Data entries:
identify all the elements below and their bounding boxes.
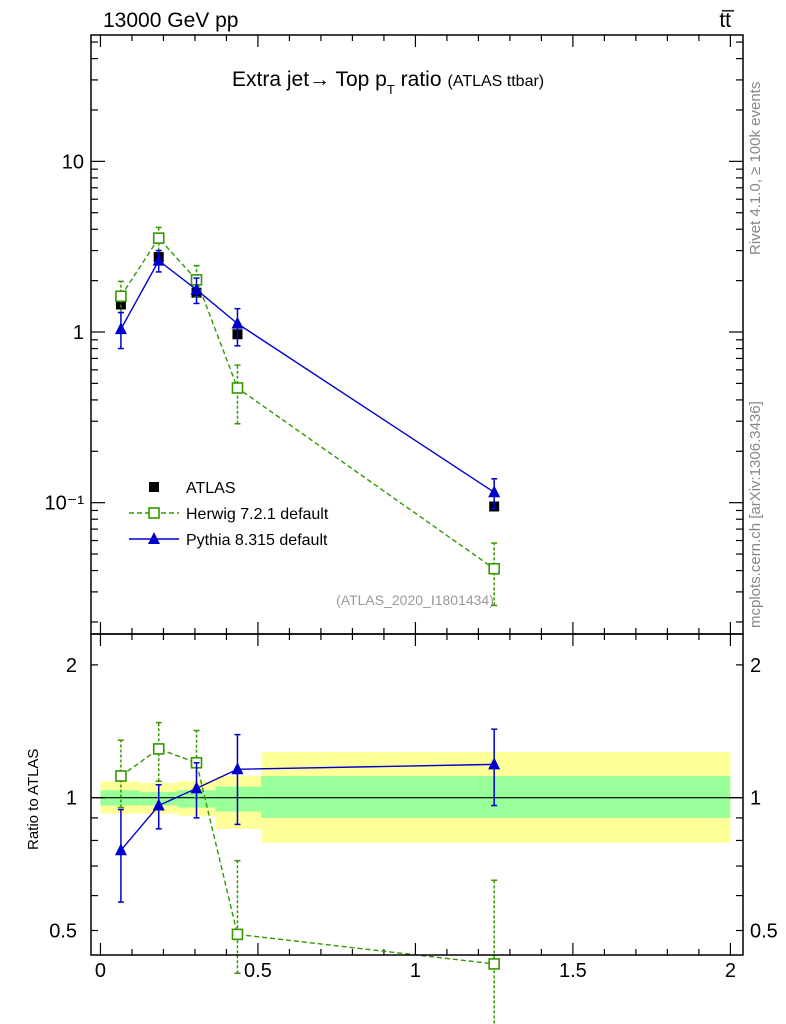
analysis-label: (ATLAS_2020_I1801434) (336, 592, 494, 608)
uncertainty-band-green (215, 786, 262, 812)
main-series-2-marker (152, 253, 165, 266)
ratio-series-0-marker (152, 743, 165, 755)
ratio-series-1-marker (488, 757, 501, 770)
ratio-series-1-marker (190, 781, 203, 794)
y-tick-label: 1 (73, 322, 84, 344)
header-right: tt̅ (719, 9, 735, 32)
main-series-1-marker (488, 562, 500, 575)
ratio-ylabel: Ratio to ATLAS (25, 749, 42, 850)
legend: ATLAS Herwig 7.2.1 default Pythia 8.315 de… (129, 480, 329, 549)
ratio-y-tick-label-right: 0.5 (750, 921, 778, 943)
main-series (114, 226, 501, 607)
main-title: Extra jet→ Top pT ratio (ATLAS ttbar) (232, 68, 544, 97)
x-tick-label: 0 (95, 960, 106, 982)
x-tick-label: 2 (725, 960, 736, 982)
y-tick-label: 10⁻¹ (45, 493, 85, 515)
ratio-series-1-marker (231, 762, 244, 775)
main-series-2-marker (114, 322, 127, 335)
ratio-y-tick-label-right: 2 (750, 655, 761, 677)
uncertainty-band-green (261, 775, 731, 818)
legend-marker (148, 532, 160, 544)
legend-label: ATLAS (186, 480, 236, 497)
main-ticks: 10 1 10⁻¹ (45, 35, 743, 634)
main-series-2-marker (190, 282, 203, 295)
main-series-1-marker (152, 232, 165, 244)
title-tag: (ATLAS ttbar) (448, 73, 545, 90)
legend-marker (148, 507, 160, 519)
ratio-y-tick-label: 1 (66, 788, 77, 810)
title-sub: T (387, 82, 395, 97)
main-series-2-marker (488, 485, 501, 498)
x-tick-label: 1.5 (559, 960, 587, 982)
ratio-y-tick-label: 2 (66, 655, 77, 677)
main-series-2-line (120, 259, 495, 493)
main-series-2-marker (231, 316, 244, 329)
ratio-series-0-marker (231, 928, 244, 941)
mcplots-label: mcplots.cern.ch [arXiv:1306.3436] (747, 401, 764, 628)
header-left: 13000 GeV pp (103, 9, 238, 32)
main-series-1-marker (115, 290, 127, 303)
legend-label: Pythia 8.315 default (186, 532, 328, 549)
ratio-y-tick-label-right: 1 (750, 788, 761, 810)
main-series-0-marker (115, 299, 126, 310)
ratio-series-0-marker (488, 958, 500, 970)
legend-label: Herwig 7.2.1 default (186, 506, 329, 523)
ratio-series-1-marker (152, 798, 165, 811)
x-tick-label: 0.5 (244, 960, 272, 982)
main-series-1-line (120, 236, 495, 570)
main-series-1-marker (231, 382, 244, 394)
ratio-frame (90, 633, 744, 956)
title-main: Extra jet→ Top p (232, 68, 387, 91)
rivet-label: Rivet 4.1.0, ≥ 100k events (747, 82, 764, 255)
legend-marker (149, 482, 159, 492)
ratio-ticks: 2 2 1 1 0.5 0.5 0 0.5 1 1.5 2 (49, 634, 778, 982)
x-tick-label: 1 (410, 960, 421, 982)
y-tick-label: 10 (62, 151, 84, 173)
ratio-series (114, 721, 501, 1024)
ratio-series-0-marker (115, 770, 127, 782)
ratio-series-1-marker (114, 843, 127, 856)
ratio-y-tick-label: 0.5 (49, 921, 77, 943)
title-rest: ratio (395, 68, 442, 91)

Problem details: Change every "uncertainty-band-green" in the rows above to "uncertainty-band-yellow" and repeat them otherwise unchanged, omitting the pictures.

Answer in full:
identify all the elements below and their bounding boxes.
analysis-label: (ATLAS_2020_I1801434) (336, 592, 494, 608)
uncertainty-band-yellow (215, 786, 262, 812)
main-series-2-marker (152, 253, 165, 266)
ratio-series-0-marker (152, 743, 165, 755)
ratio-series-1-marker (488, 757, 501, 770)
ratio-series-1-marker (190, 781, 203, 794)
y-tick-label: 1 (73, 322, 84, 344)
header-right: tt̅ (719, 9, 735, 32)
main-series-1-marker (488, 562, 500, 575)
ratio-ylabel: Ratio to ATLAS (25, 749, 42, 850)
legend: ATLAS Herwig 7.2.1 default Pythia 8.315 de… (129, 480, 329, 549)
ratio-y-tick-label-right: 0.5 (750, 921, 778, 943)
main-series (114, 226, 501, 607)
main-title: Extra jet→ Top pT ratio (ATLAS ttbar) (232, 68, 544, 97)
x-tick-label: 0 (95, 960, 106, 982)
x-tick-label: 2 (725, 960, 736, 982)
y-tick-label: 10⁻¹ (45, 493, 85, 515)
ratio-series-1-marker (231, 762, 244, 775)
main-series-2-marker (114, 322, 127, 335)
ratio-y-tick-label-right: 2 (750, 655, 761, 677)
uncertainty-band-yellow (261, 775, 731, 818)
legend-marker (148, 532, 160, 544)
legend-label: ATLAS (186, 480, 236, 497)
main-ticks: 10 1 10⁻¹ (45, 35, 743, 634)
main-series-2-marker (190, 282, 203, 295)
main-series-1-marker (152, 232, 165, 244)
title-tag: (ATLAS ttbar) (448, 73, 545, 90)
legend-marker (148, 507, 160, 519)
ratio-y-tick-label: 1 (66, 788, 77, 810)
title-sub: T (387, 82, 395, 97)
main-series-2-marker (488, 485, 501, 498)
x-tick-label: 1.5 (559, 960, 587, 982)
ratio-y-tick-label: 2 (66, 655, 77, 677)
main-series-2-line (120, 259, 495, 493)
main-series-2-marker (231, 316, 244, 329)
ratio-series-0-marker (231, 928, 244, 941)
mcplots-label: mcplots.cern.ch [arXiv:1306.3436] (747, 401, 764, 628)
header-left: 13000 GeV pp (103, 9, 238, 32)
main-series-1-marker (115, 290, 127, 303)
legend-label: Pythia 8.315 default (186, 532, 328, 549)
ratio-y-tick-label-right: 1 (750, 788, 761, 810)
main-series-0-marker (115, 299, 126, 310)
ratio-series-0-marker (488, 958, 500, 970)
legend-label: Herwig 7.2.1 default (186, 506, 329, 523)
ratio-series-1-marker (152, 798, 165, 811)
x-tick-label: 0.5 (244, 960, 272, 982)
main-series-1-line (120, 236, 495, 570)
main-series-1-marker (231, 382, 244, 394)
ratio-frame (90, 633, 744, 956)
title-main: Extra jet→ Top p (232, 68, 387, 91)
rivet-label: Rivet 4.1.0, ≥ 100k events (747, 82, 764, 255)
legend-marker (149, 482, 159, 492)
ratio-ticks: 2 2 1 1 0.5 0.5 0 0.5 1 1.5 2 (49, 634, 778, 982)
x-tick-label: 1 (410, 960, 421, 982)
y-tick-label: 10 (62, 151, 84, 173)
ratio-series (114, 721, 501, 1024)
ratio-series-0-marker (115, 770, 127, 782)
ratio-series-1-marker (114, 843, 127, 856)
ratio-y-tick-label: 0.5 (49, 921, 77, 943)
title-rest: ratio (395, 68, 442, 91)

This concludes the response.